* Task requirements *
State only the count of lines in the listing below that hold "triangle".
─── Record extracts
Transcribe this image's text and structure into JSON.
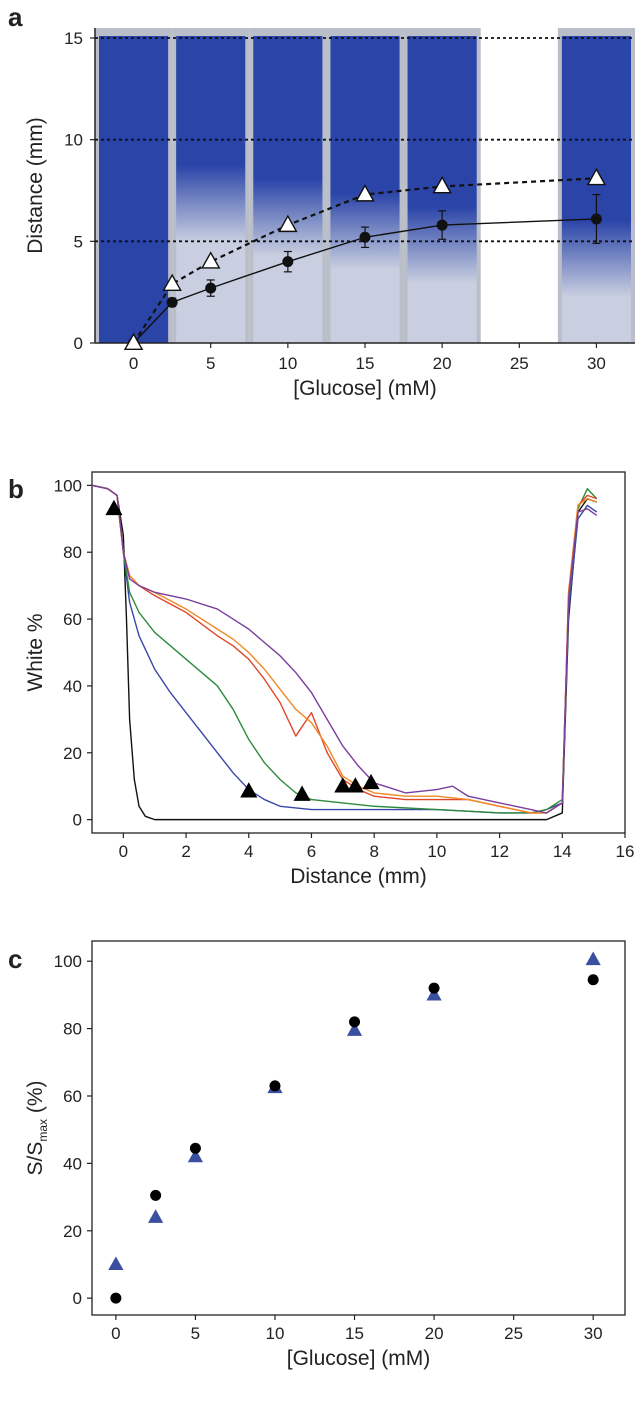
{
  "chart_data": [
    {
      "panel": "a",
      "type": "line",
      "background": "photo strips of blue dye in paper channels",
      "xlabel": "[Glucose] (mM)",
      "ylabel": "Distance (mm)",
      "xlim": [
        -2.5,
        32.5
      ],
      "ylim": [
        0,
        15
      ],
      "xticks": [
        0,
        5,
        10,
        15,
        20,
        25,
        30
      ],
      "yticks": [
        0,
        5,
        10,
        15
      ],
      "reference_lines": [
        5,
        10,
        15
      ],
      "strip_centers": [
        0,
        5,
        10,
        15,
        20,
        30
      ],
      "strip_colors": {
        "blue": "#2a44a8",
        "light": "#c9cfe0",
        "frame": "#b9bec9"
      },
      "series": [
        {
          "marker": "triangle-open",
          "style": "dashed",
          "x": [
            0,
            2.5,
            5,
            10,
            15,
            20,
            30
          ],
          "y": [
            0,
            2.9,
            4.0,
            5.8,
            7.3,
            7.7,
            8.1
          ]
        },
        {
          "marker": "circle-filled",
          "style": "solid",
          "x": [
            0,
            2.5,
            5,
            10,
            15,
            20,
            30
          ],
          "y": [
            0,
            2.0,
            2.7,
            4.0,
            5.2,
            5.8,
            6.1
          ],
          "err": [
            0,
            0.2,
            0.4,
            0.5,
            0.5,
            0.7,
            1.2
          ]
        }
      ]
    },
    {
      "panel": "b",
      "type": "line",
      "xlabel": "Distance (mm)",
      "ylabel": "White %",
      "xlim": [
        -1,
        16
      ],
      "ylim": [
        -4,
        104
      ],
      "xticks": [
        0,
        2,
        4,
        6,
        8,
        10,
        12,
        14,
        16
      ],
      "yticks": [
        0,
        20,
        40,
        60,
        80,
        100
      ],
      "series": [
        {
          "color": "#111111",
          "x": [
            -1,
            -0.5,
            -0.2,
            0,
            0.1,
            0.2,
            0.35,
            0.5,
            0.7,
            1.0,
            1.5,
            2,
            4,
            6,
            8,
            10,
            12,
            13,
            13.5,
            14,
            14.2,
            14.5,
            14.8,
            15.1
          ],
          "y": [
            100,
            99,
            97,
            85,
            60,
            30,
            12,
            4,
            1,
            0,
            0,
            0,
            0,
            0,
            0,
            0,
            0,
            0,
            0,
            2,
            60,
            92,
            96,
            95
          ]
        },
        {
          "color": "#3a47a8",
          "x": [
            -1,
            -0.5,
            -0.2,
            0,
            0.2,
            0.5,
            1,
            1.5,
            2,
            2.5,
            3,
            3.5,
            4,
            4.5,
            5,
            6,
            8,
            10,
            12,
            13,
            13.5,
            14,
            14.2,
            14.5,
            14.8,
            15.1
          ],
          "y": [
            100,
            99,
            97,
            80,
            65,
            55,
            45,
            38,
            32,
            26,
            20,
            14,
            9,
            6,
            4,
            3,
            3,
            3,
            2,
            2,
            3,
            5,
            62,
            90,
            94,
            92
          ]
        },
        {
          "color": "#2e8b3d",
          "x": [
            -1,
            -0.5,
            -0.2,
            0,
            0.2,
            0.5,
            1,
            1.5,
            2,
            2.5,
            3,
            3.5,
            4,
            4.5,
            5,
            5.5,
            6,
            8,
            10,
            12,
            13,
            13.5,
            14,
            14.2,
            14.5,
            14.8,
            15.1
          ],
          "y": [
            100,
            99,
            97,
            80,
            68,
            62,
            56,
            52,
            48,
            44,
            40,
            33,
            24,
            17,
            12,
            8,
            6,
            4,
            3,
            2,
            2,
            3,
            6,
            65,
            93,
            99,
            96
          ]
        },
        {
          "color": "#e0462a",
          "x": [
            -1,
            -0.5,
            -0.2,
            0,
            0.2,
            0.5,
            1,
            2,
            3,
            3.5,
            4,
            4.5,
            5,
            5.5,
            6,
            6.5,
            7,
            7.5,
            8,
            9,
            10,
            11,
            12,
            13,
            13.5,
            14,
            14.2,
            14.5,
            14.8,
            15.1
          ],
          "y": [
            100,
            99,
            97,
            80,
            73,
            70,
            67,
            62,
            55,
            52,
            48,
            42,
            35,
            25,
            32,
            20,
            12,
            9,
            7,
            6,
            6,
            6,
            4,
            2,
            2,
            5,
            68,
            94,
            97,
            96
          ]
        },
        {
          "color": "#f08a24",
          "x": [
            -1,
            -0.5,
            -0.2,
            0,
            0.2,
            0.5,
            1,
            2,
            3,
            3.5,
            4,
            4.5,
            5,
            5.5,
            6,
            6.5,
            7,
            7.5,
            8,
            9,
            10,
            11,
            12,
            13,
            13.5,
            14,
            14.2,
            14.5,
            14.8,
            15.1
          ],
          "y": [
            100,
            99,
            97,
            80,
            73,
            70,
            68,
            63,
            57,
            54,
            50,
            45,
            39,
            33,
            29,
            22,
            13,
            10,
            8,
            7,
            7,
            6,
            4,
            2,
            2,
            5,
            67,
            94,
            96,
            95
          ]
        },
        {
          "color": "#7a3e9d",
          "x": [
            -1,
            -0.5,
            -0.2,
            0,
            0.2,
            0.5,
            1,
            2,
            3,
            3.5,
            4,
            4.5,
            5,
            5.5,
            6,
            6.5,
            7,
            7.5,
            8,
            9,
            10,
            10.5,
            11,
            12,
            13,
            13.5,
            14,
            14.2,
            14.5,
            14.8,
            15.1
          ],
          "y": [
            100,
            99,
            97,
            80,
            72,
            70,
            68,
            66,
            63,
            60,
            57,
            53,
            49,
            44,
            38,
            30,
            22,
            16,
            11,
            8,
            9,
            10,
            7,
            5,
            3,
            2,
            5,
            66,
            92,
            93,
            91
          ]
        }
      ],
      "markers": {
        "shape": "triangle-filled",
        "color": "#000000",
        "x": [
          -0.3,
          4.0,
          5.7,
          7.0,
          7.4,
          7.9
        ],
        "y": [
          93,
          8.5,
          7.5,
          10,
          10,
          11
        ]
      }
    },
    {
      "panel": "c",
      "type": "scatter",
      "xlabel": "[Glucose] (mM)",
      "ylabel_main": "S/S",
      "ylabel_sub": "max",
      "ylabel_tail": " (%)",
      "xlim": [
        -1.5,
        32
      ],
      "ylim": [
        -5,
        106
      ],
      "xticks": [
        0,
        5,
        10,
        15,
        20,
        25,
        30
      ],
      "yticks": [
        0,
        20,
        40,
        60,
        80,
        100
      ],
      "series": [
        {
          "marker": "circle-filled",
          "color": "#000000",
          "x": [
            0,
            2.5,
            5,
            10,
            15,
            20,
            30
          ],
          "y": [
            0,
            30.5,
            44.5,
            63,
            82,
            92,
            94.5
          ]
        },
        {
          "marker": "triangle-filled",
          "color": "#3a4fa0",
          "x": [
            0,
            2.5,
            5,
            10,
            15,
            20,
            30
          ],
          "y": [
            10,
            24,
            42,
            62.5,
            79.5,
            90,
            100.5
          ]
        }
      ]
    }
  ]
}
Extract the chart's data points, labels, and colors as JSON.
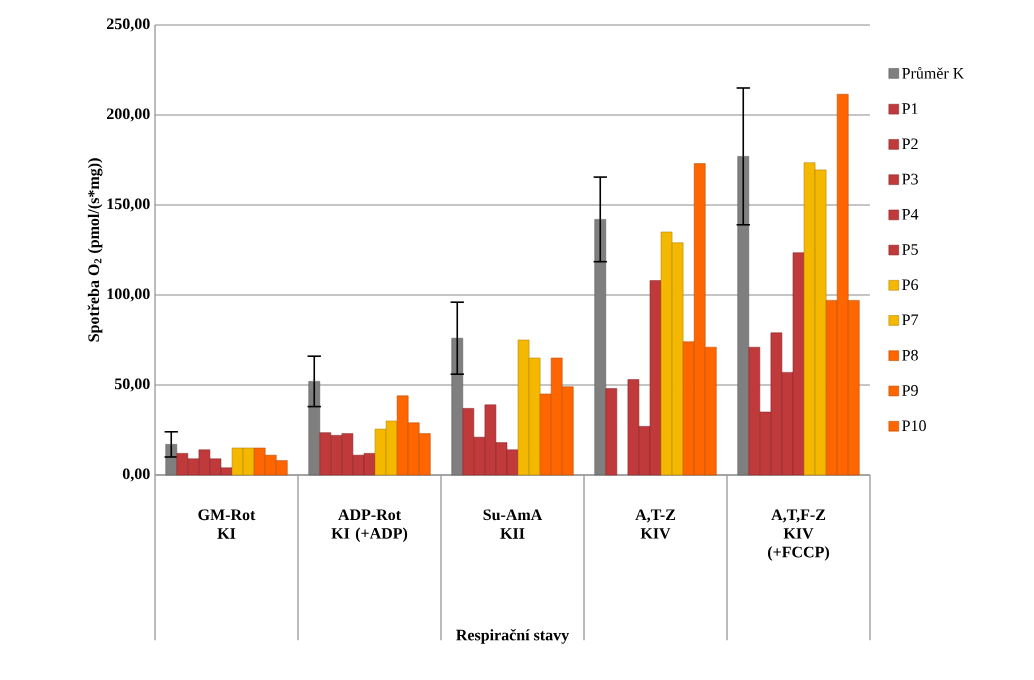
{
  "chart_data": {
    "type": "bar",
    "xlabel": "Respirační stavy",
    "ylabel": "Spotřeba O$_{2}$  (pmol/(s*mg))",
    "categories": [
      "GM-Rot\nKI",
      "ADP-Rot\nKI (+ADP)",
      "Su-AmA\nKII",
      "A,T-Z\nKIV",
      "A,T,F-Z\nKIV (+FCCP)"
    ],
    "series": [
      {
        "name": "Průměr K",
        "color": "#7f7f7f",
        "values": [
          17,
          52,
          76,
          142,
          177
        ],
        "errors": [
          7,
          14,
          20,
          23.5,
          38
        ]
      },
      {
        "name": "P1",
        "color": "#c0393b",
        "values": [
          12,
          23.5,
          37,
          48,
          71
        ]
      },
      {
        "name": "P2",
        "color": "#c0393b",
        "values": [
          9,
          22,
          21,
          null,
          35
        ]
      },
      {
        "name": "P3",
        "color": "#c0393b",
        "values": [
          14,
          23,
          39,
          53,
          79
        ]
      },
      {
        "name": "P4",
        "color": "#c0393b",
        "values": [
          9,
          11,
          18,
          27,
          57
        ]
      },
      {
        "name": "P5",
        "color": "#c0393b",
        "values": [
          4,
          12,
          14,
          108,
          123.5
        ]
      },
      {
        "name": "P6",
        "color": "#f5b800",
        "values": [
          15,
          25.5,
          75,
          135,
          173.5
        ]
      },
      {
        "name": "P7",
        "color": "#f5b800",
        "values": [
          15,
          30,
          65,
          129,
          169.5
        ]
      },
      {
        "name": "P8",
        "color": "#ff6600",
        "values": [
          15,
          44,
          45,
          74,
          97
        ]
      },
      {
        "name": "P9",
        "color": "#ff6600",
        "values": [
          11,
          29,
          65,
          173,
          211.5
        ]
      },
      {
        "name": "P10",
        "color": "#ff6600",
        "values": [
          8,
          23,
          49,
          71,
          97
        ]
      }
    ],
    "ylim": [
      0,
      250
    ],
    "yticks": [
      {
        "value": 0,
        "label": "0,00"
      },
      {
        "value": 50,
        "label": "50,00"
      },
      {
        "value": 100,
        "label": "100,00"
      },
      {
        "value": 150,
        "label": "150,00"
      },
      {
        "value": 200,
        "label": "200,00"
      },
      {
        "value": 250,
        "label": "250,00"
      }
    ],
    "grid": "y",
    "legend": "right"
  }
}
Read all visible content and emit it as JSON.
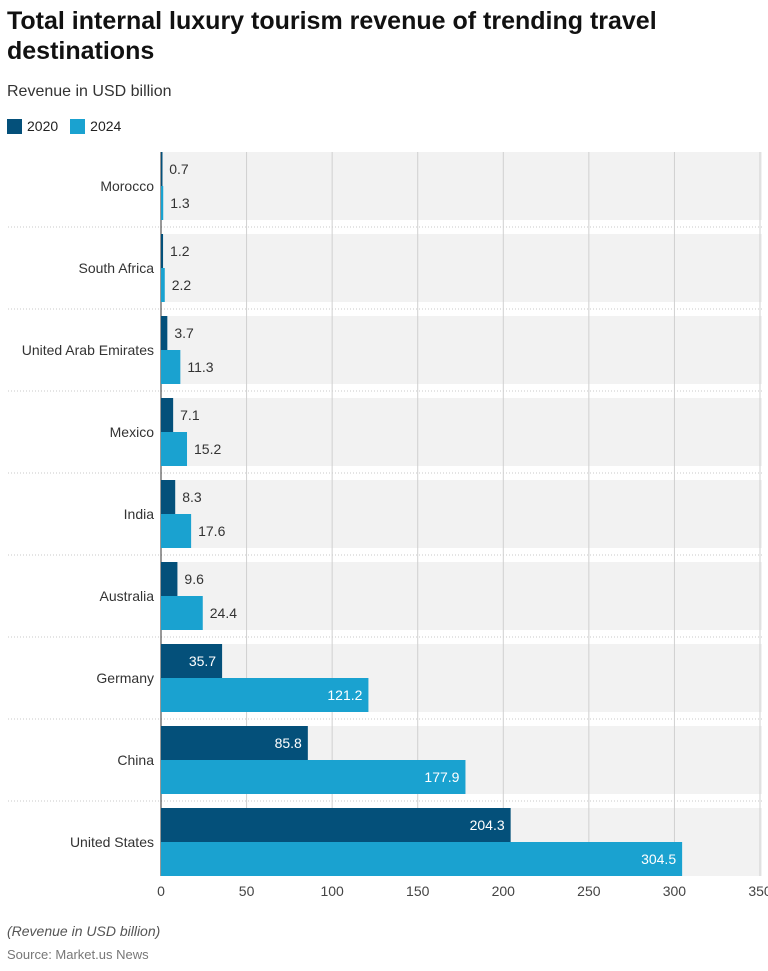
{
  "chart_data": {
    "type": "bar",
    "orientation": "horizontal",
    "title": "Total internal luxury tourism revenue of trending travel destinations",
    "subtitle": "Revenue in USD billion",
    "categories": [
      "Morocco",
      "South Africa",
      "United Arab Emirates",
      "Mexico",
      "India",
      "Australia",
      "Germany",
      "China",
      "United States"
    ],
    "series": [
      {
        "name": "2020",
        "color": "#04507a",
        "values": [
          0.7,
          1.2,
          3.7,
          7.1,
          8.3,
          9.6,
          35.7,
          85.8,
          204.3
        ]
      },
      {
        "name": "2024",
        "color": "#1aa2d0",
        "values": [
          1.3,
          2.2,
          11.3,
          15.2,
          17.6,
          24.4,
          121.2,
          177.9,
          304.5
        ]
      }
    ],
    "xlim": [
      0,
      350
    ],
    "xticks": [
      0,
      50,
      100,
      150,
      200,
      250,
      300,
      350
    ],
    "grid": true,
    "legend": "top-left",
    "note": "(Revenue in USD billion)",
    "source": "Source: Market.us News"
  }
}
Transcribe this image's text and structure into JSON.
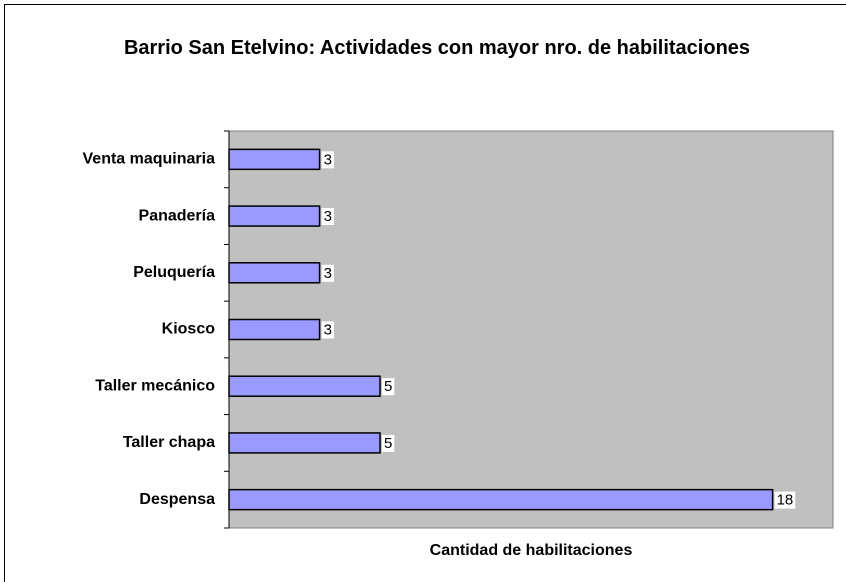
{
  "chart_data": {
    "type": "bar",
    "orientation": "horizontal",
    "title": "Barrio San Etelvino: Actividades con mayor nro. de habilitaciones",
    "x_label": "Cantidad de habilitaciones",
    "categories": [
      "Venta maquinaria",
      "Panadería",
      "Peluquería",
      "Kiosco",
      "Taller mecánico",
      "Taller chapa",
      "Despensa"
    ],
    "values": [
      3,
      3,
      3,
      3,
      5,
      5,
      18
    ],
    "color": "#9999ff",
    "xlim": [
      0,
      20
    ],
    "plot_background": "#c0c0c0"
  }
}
──────
* Written solution *
3